What's needed is an exact copy of the lines from the one that contains "Convert this document image to plain text." to the end of the data below, leaving the pictures out.

• [Saved entries]

□ □ □ □ □

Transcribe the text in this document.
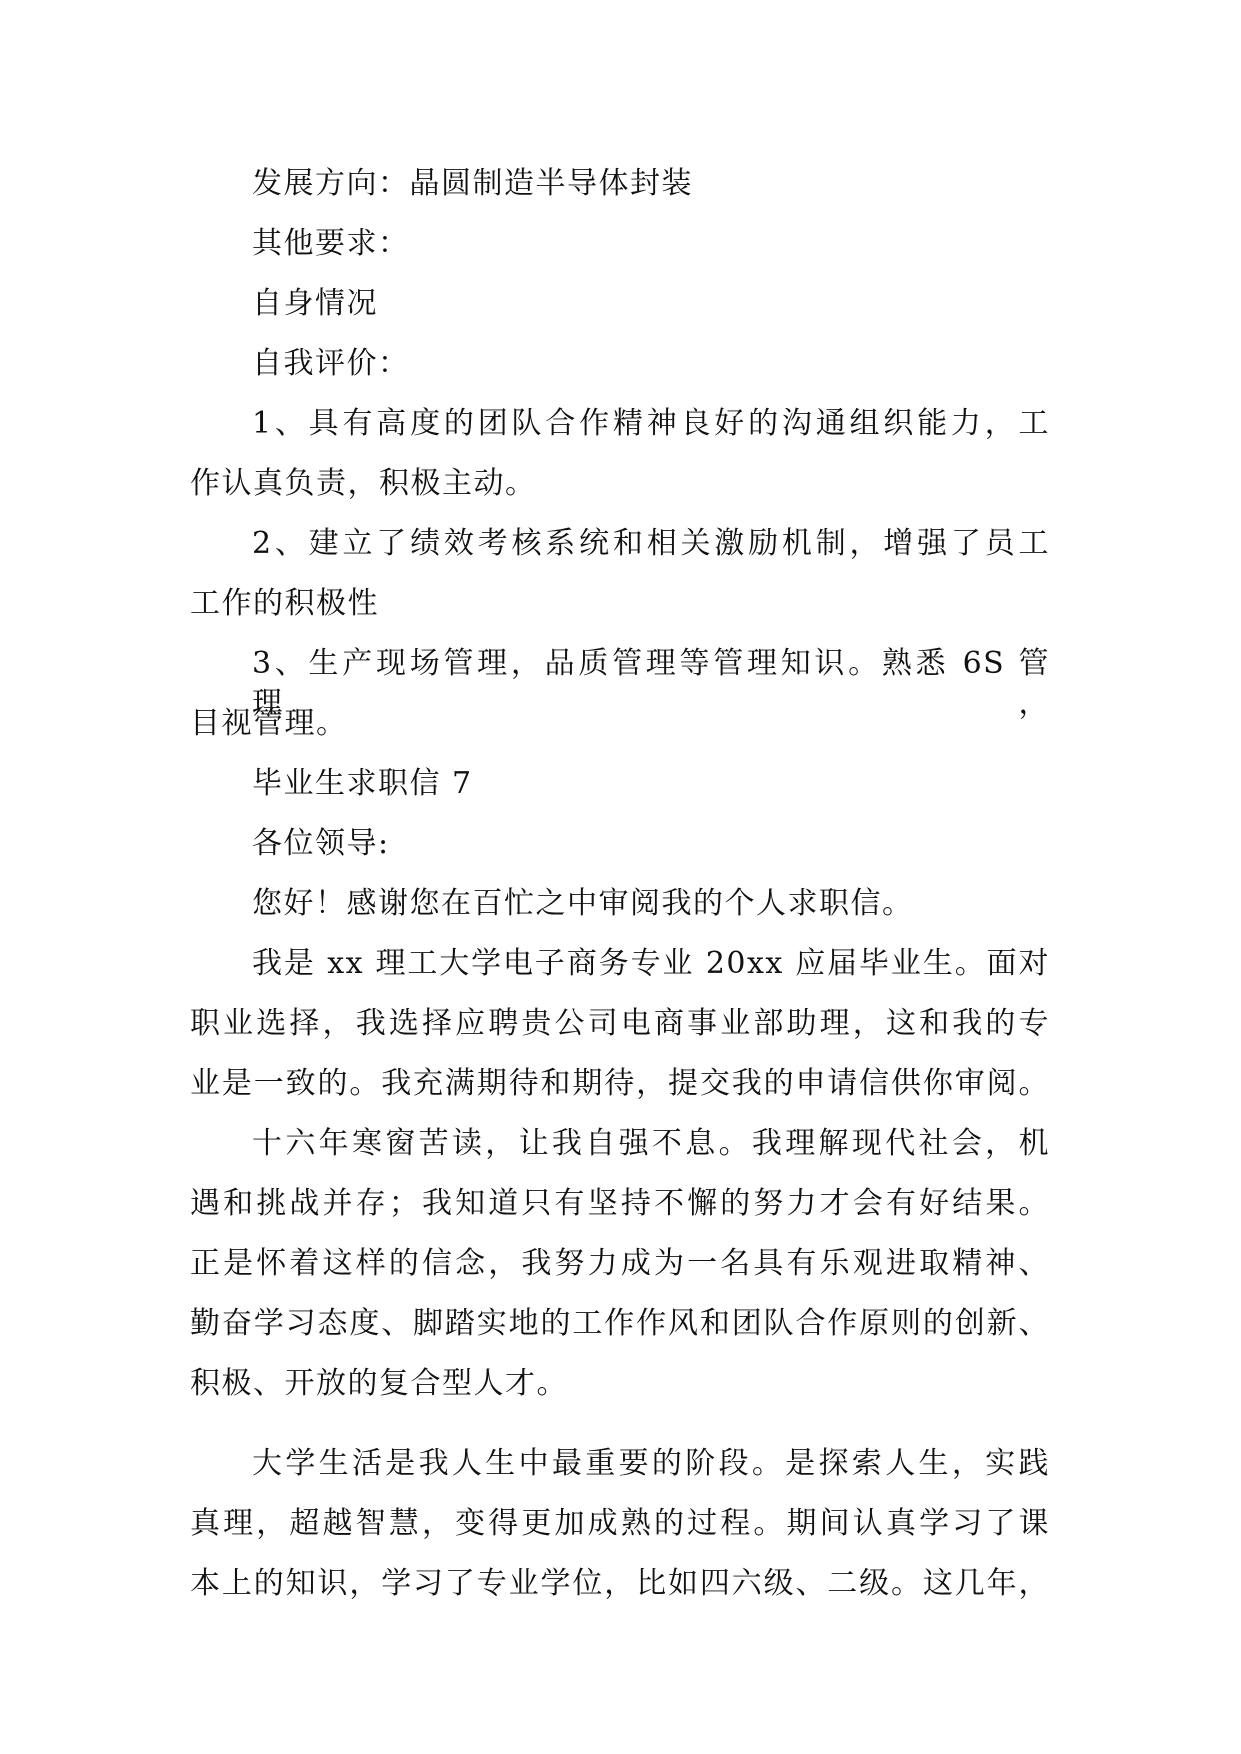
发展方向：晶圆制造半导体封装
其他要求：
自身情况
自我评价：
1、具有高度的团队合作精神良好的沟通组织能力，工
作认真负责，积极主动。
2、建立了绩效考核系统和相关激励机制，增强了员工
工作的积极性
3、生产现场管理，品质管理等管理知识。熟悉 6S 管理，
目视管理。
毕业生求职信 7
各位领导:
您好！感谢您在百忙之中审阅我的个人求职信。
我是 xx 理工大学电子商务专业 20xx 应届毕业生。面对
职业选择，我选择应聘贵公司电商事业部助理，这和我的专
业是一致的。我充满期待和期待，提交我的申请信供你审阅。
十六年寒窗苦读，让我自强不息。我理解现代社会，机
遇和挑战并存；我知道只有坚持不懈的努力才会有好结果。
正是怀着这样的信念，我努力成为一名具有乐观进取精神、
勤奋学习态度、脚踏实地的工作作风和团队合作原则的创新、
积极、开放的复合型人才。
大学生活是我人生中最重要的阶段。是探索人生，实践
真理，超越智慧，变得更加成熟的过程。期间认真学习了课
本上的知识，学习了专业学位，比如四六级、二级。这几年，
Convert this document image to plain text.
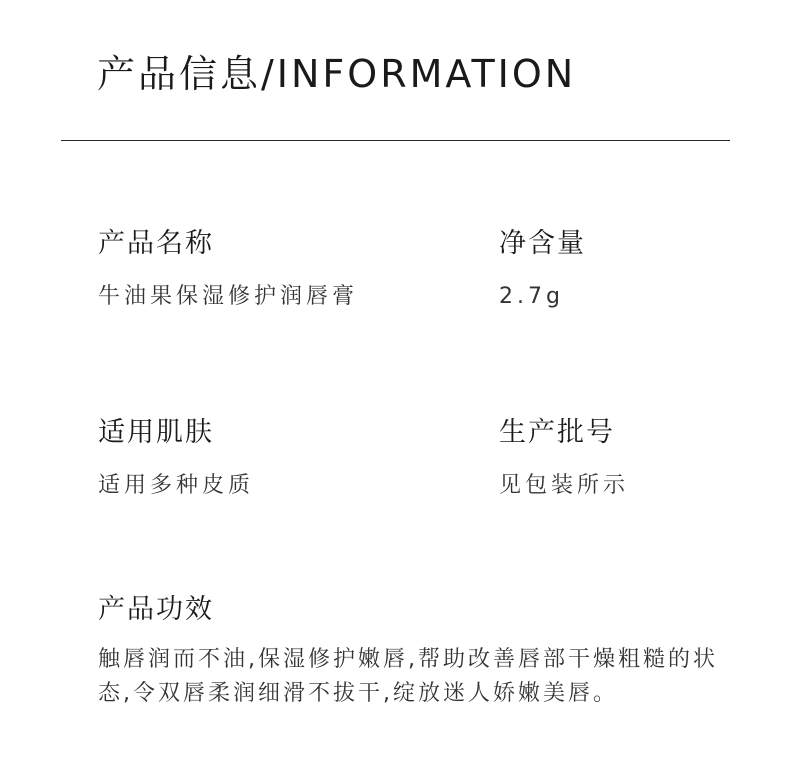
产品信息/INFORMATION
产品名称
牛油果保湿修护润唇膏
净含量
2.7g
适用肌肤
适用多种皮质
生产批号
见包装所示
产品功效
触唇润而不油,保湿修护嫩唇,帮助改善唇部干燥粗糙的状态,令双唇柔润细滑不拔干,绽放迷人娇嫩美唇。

□ □ □ □ □

• [WRITTEN ANSWER]
Convert this document image to plain text.
产品信息/INFORMATION
产品名称
牛油果保湿修护润唇膏
净含量
2.7g
适用肌肤
适用多种皮质
生产批号
见包装所示
产品功效
触唇润而不油,保湿修护嫩唇,帮助改善唇部干燥粗糙的状态,令双唇柔润细滑不拔干,绽放迷人娇嫩美唇。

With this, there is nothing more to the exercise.